(Direction) Your copy of the material below should match it exactly, except that it holds no pictures.

(Collection entries)
****************

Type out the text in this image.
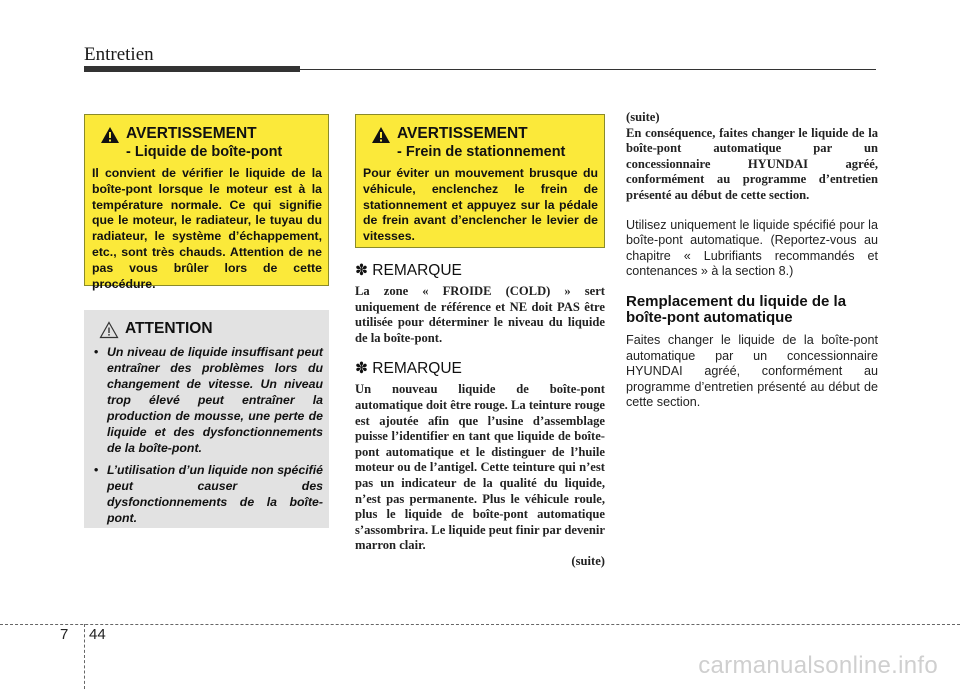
Entretien
AVERTISSEMENT
- Liquide de boîte-pont
Il convient de vérifier le liquide de la boîte-pont lorsque le moteur est à la température normale. Ce qui signifie que le moteur, le radiateur, le tuyau du radiateur, le système d’échappement, etc., sont très chauds. Attention de ne pas vous brûler lors de cette procédure.
ATTENTION
• Un niveau de liquide insuffisant peut entraîner des problèmes lors du changement de vitesse. Un niveau trop élevé peut entraîner la production de mousse, une perte de liquide et des dysfonctionnements de la boîte-pont.
• L’utilisation d’un liquide non spécifié peut causer des dysfonctionnements de la boîte-pont.
AVERTISSEMENT
- Frein de stationnement
Pour éviter un mouvement brusque du véhicule, enclenchez le frein de stationnement et appuyez sur la pédale de frein avant d’enclencher le levier de vitesses.
✽ REMARQUE

La zone « FROIDE (COLD) » sert uniquement de référence et NE doit PAS être utilisée pour déterminer le niveau du liquide de la boîte-pont.

✽ REMARQUE

Un nouveau liquide de boîte-pont automatique doit être rouge. La teinture rouge est ajoutée afin que l’usine d’assemblage puisse l’identifier en tant que liquide de boîte-pont automatique et le distinguer de l’huile moteur ou de l’antigel. Cette teinture qui n’est pas un indicateur de la qualité du liquide, n’est pas permanente. Plus le véhicule roule, plus le liquide de boîte-pont automatique s’assombrira. Le liquide peut finir par devenir marron clair.

(suite)

(suite)

En conséquence, faites changer le liquide de la boîte-pont automatique par un concessionnaire HYUNDAI agréé, conformément au programme d’entretien présenté au début de cette section.

Utilisez uniquement le liquide spécifié pour la boîte-pont automatique. (Reportez-vous au chapitre « Lubrifiants recommandés et contenances » à la section 8.)

Remplacement du liquide de la boîte-pont automatique

Faites changer le liquide de la boîte-pont automatique par un concessionnaire HYUNDAI agréé, conformément au programme d’entretien présenté au début de cette section.

7 44
carmanualsonline.info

****************

(The reply)
Type out the text in this image.
Entretien
AVERTISSEMENT
- Liquide de boîte-pont
Il convient de vérifier le liquide de la boîte-pont lorsque le moteur est à la température normale. Ce qui signifie que le moteur, le radiateur, le tuyau du radiateur, le système d’échappement, etc., sont très chauds. Attention de ne pas vous brûler lors de cette procédure.
ATTENTION
• Un niveau de liquide insuffisant peut entraîner des problèmes lors du changement de vitesse. Un niveau trop élevé peut entraîner la production de mousse, une perte de liquide et des dysfonctionnements de la boîte-pont.
• L’utilisation d’un liquide non spécifié peut causer des dysfonctionnements de la boîte-pont.
AVERTISSEMENT
- Frein de stationnement
Pour éviter un mouvement brusque du véhicule, enclenchez le frein de stationnement et appuyez sur la pédale de frein avant d’enclencher le levier de vitesses.
✽ REMARQUE

La zone « FROIDE (COLD) » sert uniquement de référence et NE doit PAS être utilisée pour déterminer le niveau du liquide de la boîte-pont.

✽ REMARQUE

Un nouveau liquide de boîte-pont automatique doit être rouge. La teinture rouge est ajoutée afin que l’usine d’assemblage puisse l’identifier en tant que liquide de boîte-pont automatique et le distinguer de l’huile moteur ou de l’antigel. Cette teinture qui n’est pas un indicateur de la qualité du liquide, n’est pas permanente. Plus le véhicule roule, plus le liquide de boîte-pont automatique s’assombrira. Le liquide peut finir par devenir marron clair.

(suite)

(suite)

En conséquence, faites changer le liquide de la boîte-pont automatique par un concessionnaire HYUNDAI agréé, conformément au programme d’entretien présenté au début de cette section.

Utilisez uniquement le liquide spécifié pour la boîte-pont automatique. (Reportez-vous au chapitre « Lubrifiants recommandés et contenances » à la section 8.)

Remplacement du liquide de la boîte-pont automatique

Faites changer le liquide de la boîte-pont automatique par un concessionnaire HYUNDAI agréé, conformément au programme d’entretien présenté au début de cette section.

7 44
carmanualsonline.info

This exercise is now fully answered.